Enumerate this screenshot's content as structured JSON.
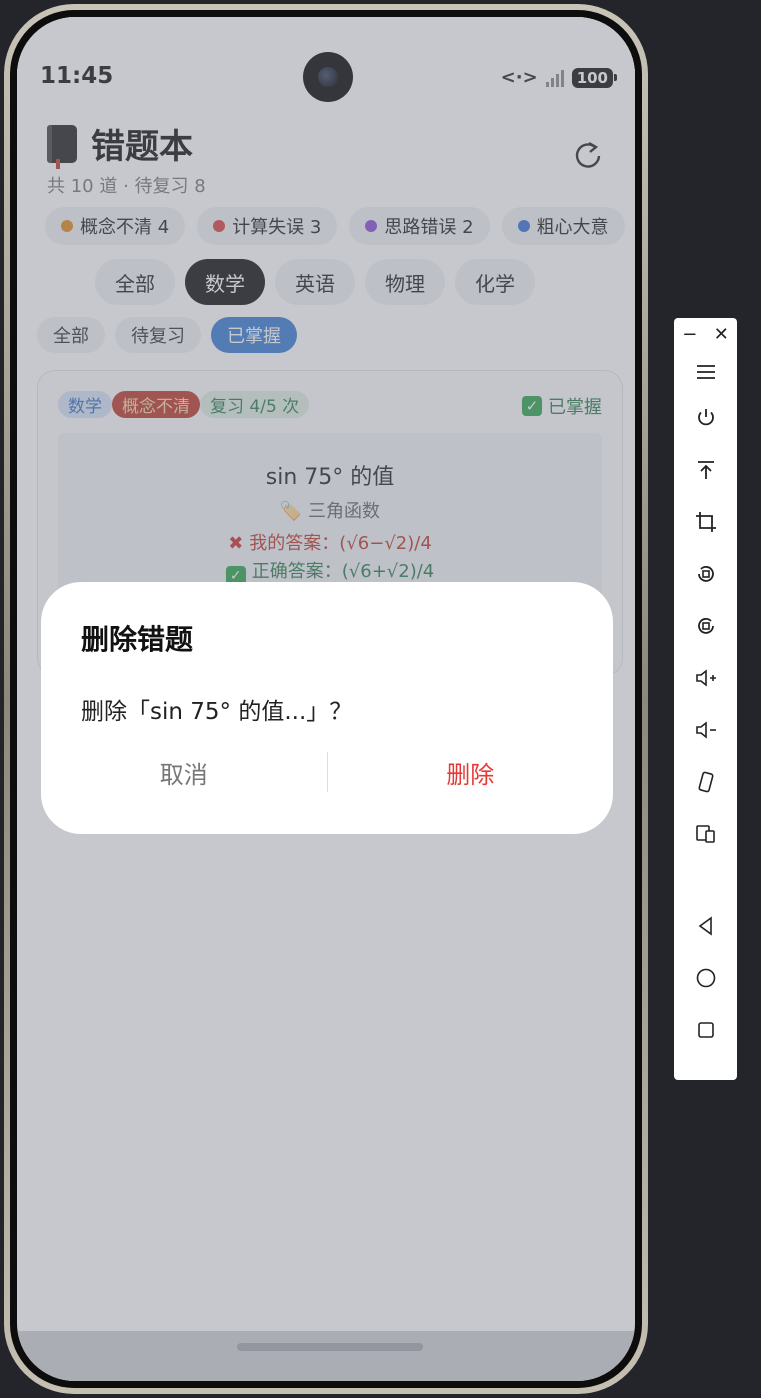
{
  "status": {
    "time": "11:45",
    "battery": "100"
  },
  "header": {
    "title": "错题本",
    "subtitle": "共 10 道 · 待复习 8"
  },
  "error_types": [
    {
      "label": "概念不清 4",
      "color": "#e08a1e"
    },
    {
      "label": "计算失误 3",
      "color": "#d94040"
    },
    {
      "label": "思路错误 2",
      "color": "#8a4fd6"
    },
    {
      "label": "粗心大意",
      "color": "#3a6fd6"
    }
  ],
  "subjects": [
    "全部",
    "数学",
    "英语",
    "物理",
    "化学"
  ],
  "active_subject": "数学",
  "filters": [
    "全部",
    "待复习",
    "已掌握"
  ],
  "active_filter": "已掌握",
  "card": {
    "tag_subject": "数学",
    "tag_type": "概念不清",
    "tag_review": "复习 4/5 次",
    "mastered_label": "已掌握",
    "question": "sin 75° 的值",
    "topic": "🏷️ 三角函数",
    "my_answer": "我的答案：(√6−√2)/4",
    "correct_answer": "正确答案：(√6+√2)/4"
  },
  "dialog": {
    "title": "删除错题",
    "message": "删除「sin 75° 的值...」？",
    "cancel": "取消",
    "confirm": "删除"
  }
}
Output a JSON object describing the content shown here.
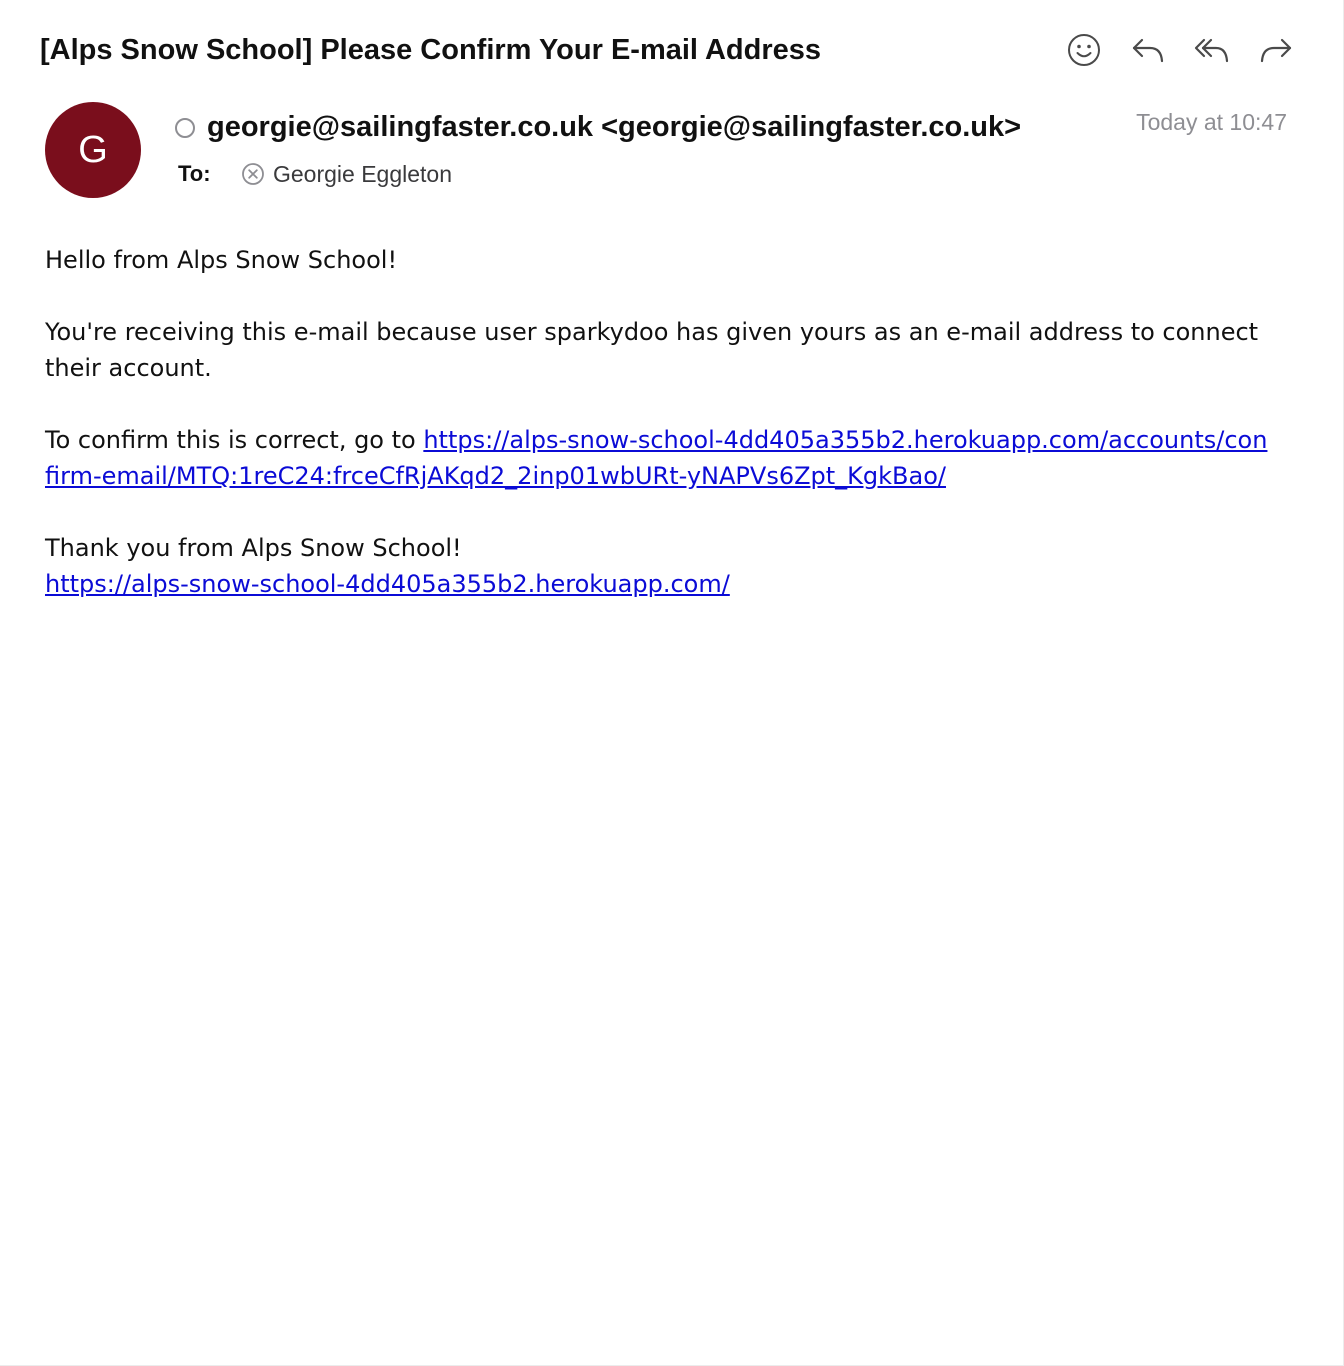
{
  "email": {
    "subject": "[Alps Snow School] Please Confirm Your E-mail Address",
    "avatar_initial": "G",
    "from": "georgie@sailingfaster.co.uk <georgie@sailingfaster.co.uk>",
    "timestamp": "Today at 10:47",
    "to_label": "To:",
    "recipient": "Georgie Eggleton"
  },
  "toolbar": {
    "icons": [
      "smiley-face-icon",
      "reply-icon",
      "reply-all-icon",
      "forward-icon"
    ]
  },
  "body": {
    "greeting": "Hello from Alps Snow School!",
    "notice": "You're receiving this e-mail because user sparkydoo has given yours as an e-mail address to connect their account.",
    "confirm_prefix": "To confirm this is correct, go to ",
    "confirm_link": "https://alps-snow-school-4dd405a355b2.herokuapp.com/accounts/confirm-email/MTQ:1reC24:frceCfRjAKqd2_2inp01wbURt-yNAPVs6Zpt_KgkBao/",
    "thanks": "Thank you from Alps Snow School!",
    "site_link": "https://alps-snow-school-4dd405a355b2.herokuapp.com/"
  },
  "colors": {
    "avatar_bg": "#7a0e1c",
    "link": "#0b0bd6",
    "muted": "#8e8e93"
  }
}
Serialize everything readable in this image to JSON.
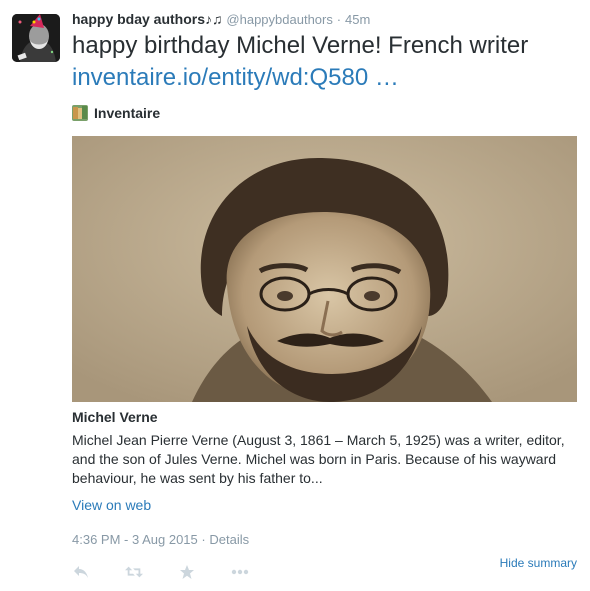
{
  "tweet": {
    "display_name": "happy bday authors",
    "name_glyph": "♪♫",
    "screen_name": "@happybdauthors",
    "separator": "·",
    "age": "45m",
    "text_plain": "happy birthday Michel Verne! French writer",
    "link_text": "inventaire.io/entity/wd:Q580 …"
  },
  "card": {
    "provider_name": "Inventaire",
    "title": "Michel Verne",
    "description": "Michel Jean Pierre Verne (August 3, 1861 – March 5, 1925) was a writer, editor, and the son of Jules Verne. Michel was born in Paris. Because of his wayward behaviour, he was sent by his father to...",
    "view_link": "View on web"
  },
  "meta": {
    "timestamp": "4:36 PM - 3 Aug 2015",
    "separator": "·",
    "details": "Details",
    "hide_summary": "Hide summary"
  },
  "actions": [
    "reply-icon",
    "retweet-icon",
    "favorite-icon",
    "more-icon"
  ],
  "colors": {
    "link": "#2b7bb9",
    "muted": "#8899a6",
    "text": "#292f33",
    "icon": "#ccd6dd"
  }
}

====

Print out every entry above without changing a word, and leave out the pictures.

- _Answer to the task_:
Enumerate this screenshot's content as structured JSON.
{
  "status": {
    "time": "11:45",
    "battery": "100"
  },
  "header": {
    "title": "错题本",
    "subtitle": "共 10 道 · 待复习 8"
  },
  "error_types": [
    {
      "label": "概念不清 4",
      "color": "#e08a1e"
    },
    {
      "label": "计算失误 3",
      "color": "#d94040"
    },
    {
      "label": "思路错误 2",
      "color": "#8a4fd6"
    },
    {
      "label": "粗心大意",
      "color": "#3a6fd6"
    }
  ],
  "subjects": [
    "全部",
    "数学",
    "英语",
    "物理",
    "化学"
  ],
  "active_subject": "数学",
  "filters": [
    "全部",
    "待复习",
    "已掌握"
  ],
  "active_filter": "已掌握",
  "card": {
    "tag_subject": "数学",
    "tag_type": "概念不清",
    "tag_review": "复习 4/5 次",
    "mastered_label": "已掌握",
    "question": "sin 75° 的值",
    "topic": "🏷️ 三角函数",
    "my_answer": "我的答案：(√6−√2)/4",
    "correct_answer": "正确答案：(√6+√2)/4"
  },
  "dialog": {
    "title": "删除错题",
    "message": "删除「sin 75° 的值...」？",
    "cancel": "取消",
    "confirm": "删除"
  }
}
Output a JSON object describing the content shown here.
{
  "email": {
    "subject": "[Alps Snow School] Please Confirm Your E-mail Address",
    "avatar_initial": "G",
    "from": "georgie@sailingfaster.co.uk <georgie@sailingfaster.co.uk>",
    "timestamp": "Today at 10:47",
    "to_label": "To:",
    "recipient": "Georgie Eggleton"
  },
  "toolbar": {
    "icons": [
      "smiley-face-icon",
      "reply-icon",
      "reply-all-icon",
      "forward-icon"
    ]
  },
  "body": {
    "greeting": "Hello from Alps Snow School!",
    "notice": "You're receiving this e-mail because user sparkydoo has given yours as an e-mail address to connect their account.",
    "confirm_prefix": "To confirm this is correct, go to ",
    "confirm_link": "https://alps-snow-school-4dd405a355b2.herokuapp.com/accounts/confirm-email/MTQ:1reC24:frceCfRjAKqd2_2inp01wbURt-yNAPVs6Zpt_KgkBao/",
    "thanks": "Thank you from Alps Snow School!",
    "site_link": "https://alps-snow-school-4dd405a355b2.herokuapp.com/"
  },
  "colors": {
    "avatar_bg": "#7a0e1c",
    "link": "#0b0bd6",
    "muted": "#8e8e93"
  }
}
Serialize everything readable in this image to JSON.
{
  "tweet": {
    "display_name": "happy bday authors",
    "name_glyph": "♪♫",
    "screen_name": "@happybdauthors",
    "separator": "·",
    "age": "45m",
    "text_plain": "happy birthday Michel Verne! French writer",
    "link_text": "inventaire.io/entity/wd:Q580 …"
  },
  "card": {
    "provider_name": "Inventaire",
    "title": "Michel Verne",
    "description": "Michel Jean Pierre Verne (August 3, 1861 – March 5, 1925) was a writer, editor, and the son of Jules Verne. Michel was born in Paris. Because of his wayward behaviour, he was sent by his father to...",
    "view_link": "View on web"
  },
  "meta": {
    "timestamp": "4:36 PM - 3 Aug 2015",
    "separator": "·",
    "details": "Details",
    "hide_summary": "Hide summary"
  },
  "actions": [
    "reply-icon",
    "retweet-icon",
    "favorite-icon",
    "more-icon"
  ],
  "colors": {
    "link": "#2b7bb9",
    "muted": "#8899a6",
    "text": "#292f33",
    "icon": "#ccd6dd"
  }
}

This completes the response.